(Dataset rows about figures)
◆ ◆ ◆

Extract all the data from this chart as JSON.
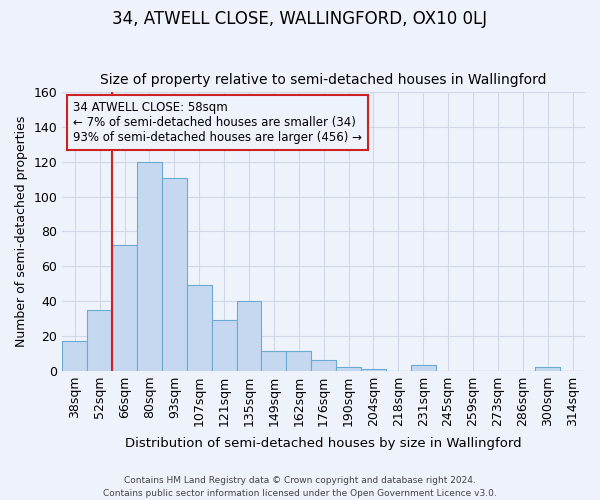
{
  "title": "34, ATWELL CLOSE, WALLINGFORD, OX10 0LJ",
  "subtitle": "Size of property relative to semi-detached houses in Wallingford",
  "xlabel": "Distribution of semi-detached houses by size in Wallingford",
  "ylabel": "Number of semi-detached properties",
  "footer_line1": "Contains HM Land Registry data © Crown copyright and database right 2024.",
  "footer_line2": "Contains public sector information licensed under the Open Government Licence v3.0.",
  "categories": [
    "38sqm",
    "52sqm",
    "66sqm",
    "80sqm",
    "93sqm",
    "107sqm",
    "121sqm",
    "135sqm",
    "149sqm",
    "162sqm",
    "176sqm",
    "190sqm",
    "204sqm",
    "218sqm",
    "231sqm",
    "245sqm",
    "259sqm",
    "273sqm",
    "286sqm",
    "300sqm",
    "314sqm"
  ],
  "values": [
    17,
    35,
    72,
    120,
    111,
    49,
    29,
    40,
    11,
    11,
    6,
    2,
    1,
    0,
    3,
    0,
    0,
    0,
    0,
    2,
    0
  ],
  "bar_color": "#c5d8f0",
  "bar_edge_color": "#6aaad4",
  "highlight_bar_index": 1,
  "highlight_color": "#cc2222",
  "annotation_line1": "34 ATWELL CLOSE: 58sqm",
  "annotation_line2": "← 7% of semi-detached houses are smaller (34)",
  "annotation_line3": "93% of semi-detached houses are larger (456) →",
  "annotation_box_edge_color": "#cc2222",
  "annotation_fontsize": 8.5,
  "ylim": [
    0,
    160
  ],
  "yticks": [
    0,
    20,
    40,
    60,
    80,
    100,
    120,
    140,
    160
  ],
  "background_color": "#eef2fb",
  "grid_color": "#d0d8e8",
  "title_fontsize": 12,
  "subtitle_fontsize": 10,
  "xlabel_fontsize": 9.5,
  "ylabel_fontsize": 9,
  "tick_fontsize": 9
}
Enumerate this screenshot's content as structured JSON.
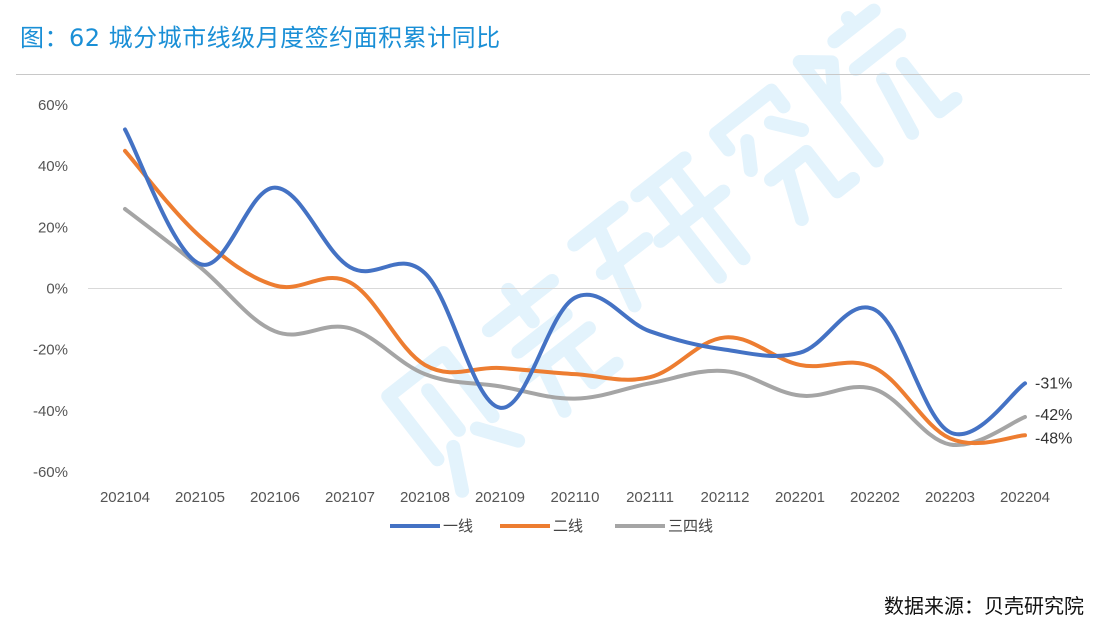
{
  "title": "图：62 城分城市线级月度签约面积累计同比",
  "source": "数据来源：贝壳研究院",
  "watermark": "贝壳研究院",
  "chart_data": {
    "type": "line",
    "title": "图：62 城分城市线级月度签约面积累计同比",
    "xlabel": "",
    "ylabel": "",
    "categories": [
      "202104",
      "202105",
      "202106",
      "202107",
      "202108",
      "202109",
      "202110",
      "202111",
      "202112",
      "202201",
      "202202",
      "202203",
      "202204"
    ],
    "ylim": [
      -60,
      60
    ],
    "yticks": [
      60,
      40,
      20,
      0,
      -20,
      -40,
      -60
    ],
    "ytick_labels": [
      "60%",
      "40%",
      "20%",
      "0%",
      "-20%",
      "-40%",
      "-60%"
    ],
    "grid": "zero-line only",
    "legend": "bottom",
    "smooth": true,
    "series": [
      {
        "name": "一线",
        "color": "#4472c4",
        "values": [
          52,
          8,
          33,
          7,
          5,
          -39,
          -3,
          -14,
          -20,
          -21,
          -7,
          -47,
          -31
        ],
        "end_label": "-31%"
      },
      {
        "name": "二线",
        "color": "#ed7d31",
        "values": [
          45,
          17,
          1,
          2,
          -25,
          -26,
          -28,
          -29,
          -16,
          -25,
          -26,
          -49,
          -48
        ],
        "end_label": "-48%"
      },
      {
        "name": "三四线",
        "color": "#a5a5a5",
        "values": [
          26,
          7,
          -14,
          -13,
          -28,
          -32,
          -36,
          -31,
          -27,
          -35,
          -33,
          -51,
          -42
        ],
        "end_label": "-42%"
      }
    ]
  }
}
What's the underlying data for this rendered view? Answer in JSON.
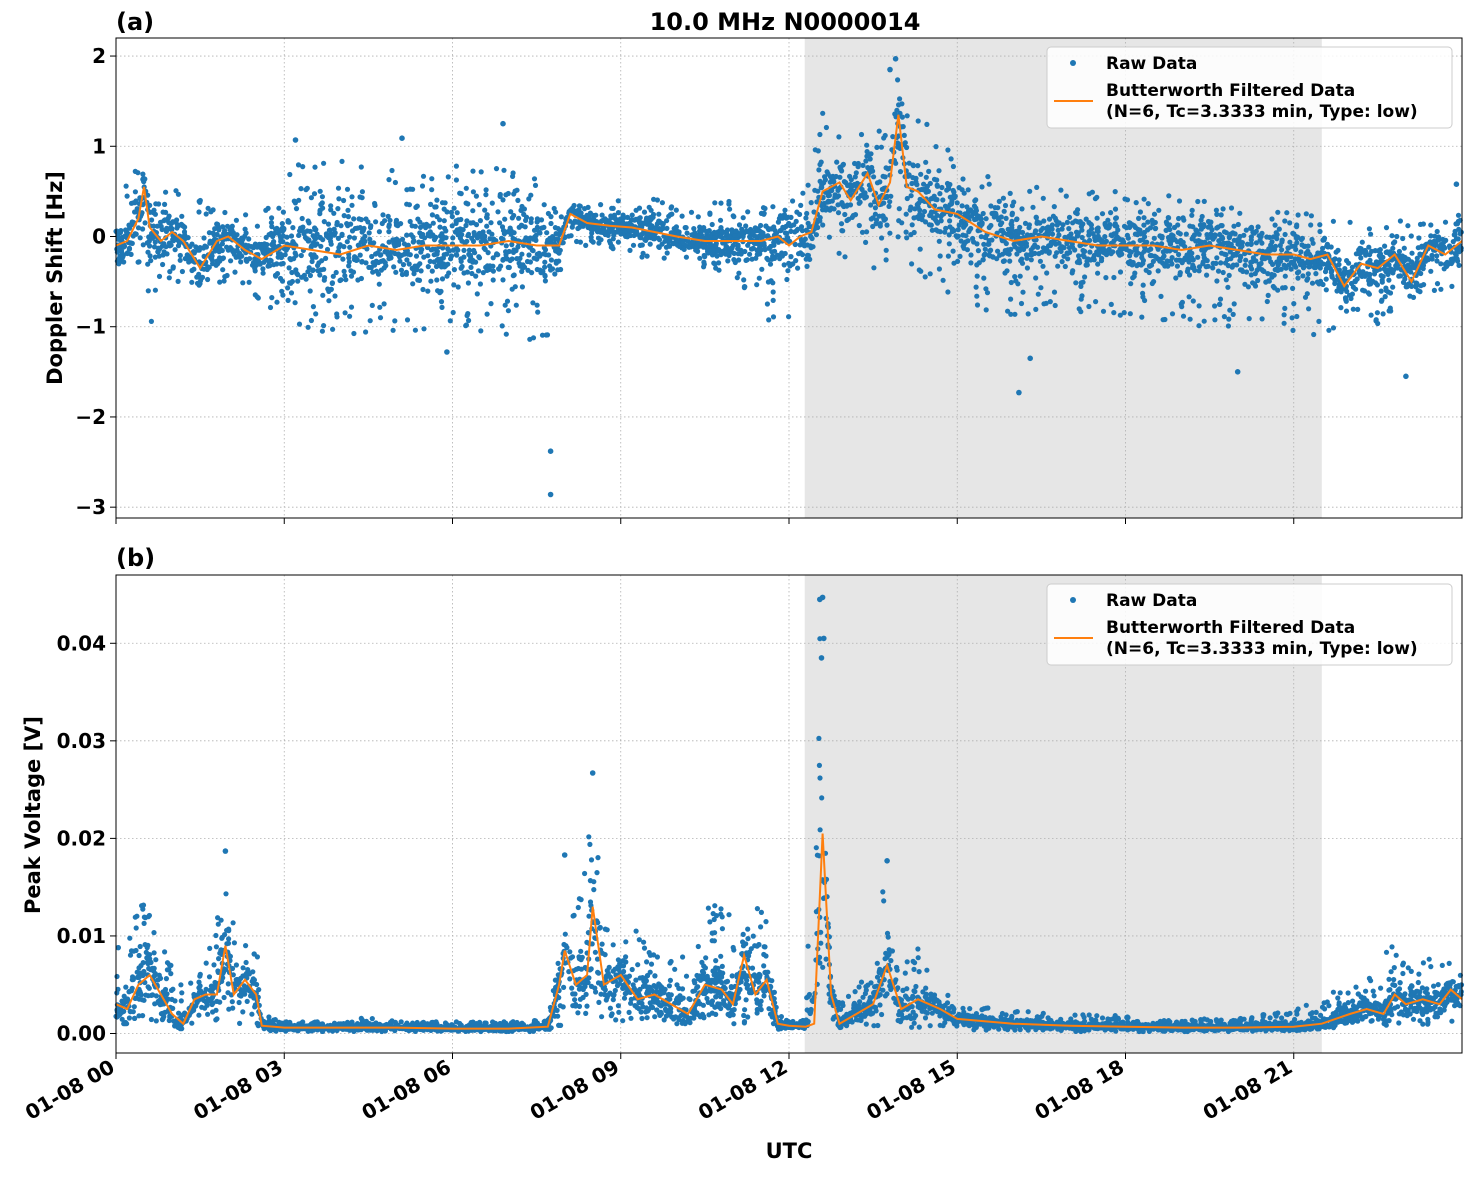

◆ ◆ ◆

Leave images out of the retyped records; keep all else exact.

▶ Exercise solution
Extract all the data from this chart as JSON.
{
  "title": "34, ATWELL CLOSE, WALLINGFORD, OX10 0LJ",
  "subtitle": "Size of property relative to semi-detached houses in Wallingford",
  "xlabel": "Distribution of semi-detached houses by size in Wallingford",
  "ylabel": "Number of semi-detached properties",
  "footer_line1": "Contains HM Land Registry data © Crown copyright and database right 2024.",
  "footer_line2": "Contains public sector information licensed under the Open Government Licence v3.0.",
  "categories": [
    "38sqm",
    "52sqm",
    "66sqm",
    "80sqm",
    "93sqm",
    "107sqm",
    "121sqm",
    "135sqm",
    "149sqm",
    "162sqm",
    "176sqm",
    "190sqm",
    "204sqm",
    "218sqm",
    "231sqm",
    "245sqm",
    "259sqm",
    "273sqm",
    "286sqm",
    "300sqm",
    "314sqm"
  ],
  "values": [
    17,
    35,
    72,
    120,
    111,
    49,
    29,
    40,
    11,
    11,
    6,
    2,
    1,
    0,
    3,
    0,
    0,
    0,
    0,
    2,
    0
  ],
  "bar_color": "#c5d8f0",
  "bar_edge_color": "#6aaad4",
  "highlight_bar_index": 1,
  "highlight_color": "#cc2222",
  "annotation_line1": "34 ATWELL CLOSE: 58sqm",
  "annotation_line2": "← 7% of semi-detached houses are smaller (34)",
  "annotation_line3": "93% of semi-detached houses are larger (456) →",
  "annotation_box_edge_color": "#cc2222",
  "annotation_fontsize": 8.5,
  "ylim": [
    0,
    160
  ],
  "yticks": [
    0,
    20,
    40,
    60,
    80,
    100,
    120,
    140,
    160
  ],
  "background_color": "#eef2fb",
  "grid_color": "#d0d8e8",
  "title_fontsize": 12,
  "subtitle_fontsize": 10,
  "xlabel_fontsize": 9.5,
  "ylabel_fontsize": 9,
  "tick_fontsize": 9
}
Enumerate this screenshot's content as structured JSON.
{
  "title": "图：62 城分城市线级月度签约面积累计同比",
  "source": "数据来源：贝壳研究院",
  "watermark": "贝壳研究院",
  "chart_data": {
    "type": "line",
    "title": "图：62 城分城市线级月度签约面积累计同比",
    "xlabel": "",
    "ylabel": "",
    "categories": [
      "202104",
      "202105",
      "202106",
      "202107",
      "202108",
      "202109",
      "202110",
      "202111",
      "202112",
      "202201",
      "202202",
      "202203",
      "202204"
    ],
    "ylim": [
      -60,
      60
    ],
    "yticks": [
      60,
      40,
      20,
      0,
      -20,
      -40,
      -60
    ],
    "ytick_labels": [
      "60%",
      "40%",
      "20%",
      "0%",
      "-20%",
      "-40%",
      "-60%"
    ],
    "grid": "zero-line only",
    "legend": "bottom",
    "smooth": true,
    "series": [
      {
        "name": "一线",
        "color": "#4472c4",
        "values": [
          52,
          8,
          33,
          7,
          5,
          -39,
          -3,
          -14,
          -20,
          -21,
          -7,
          -47,
          -31
        ],
        "end_label": "-31%"
      },
      {
        "name": "二线",
        "color": "#ed7d31",
        "values": [
          45,
          17,
          1,
          2,
          -25,
          -26,
          -28,
          -29,
          -16,
          -25,
          -26,
          -49,
          -48
        ],
        "end_label": "-48%"
      },
      {
        "name": "三四线",
        "color": "#a5a5a5",
        "values": [
          26,
          7,
          -14,
          -13,
          -28,
          -32,
          -36,
          -31,
          -27,
          -35,
          -33,
          -51,
          -42
        ],
        "end_label": "-42%"
      }
    ]
  }
}
What's the underlying data for this rendered view? Answer in JSON.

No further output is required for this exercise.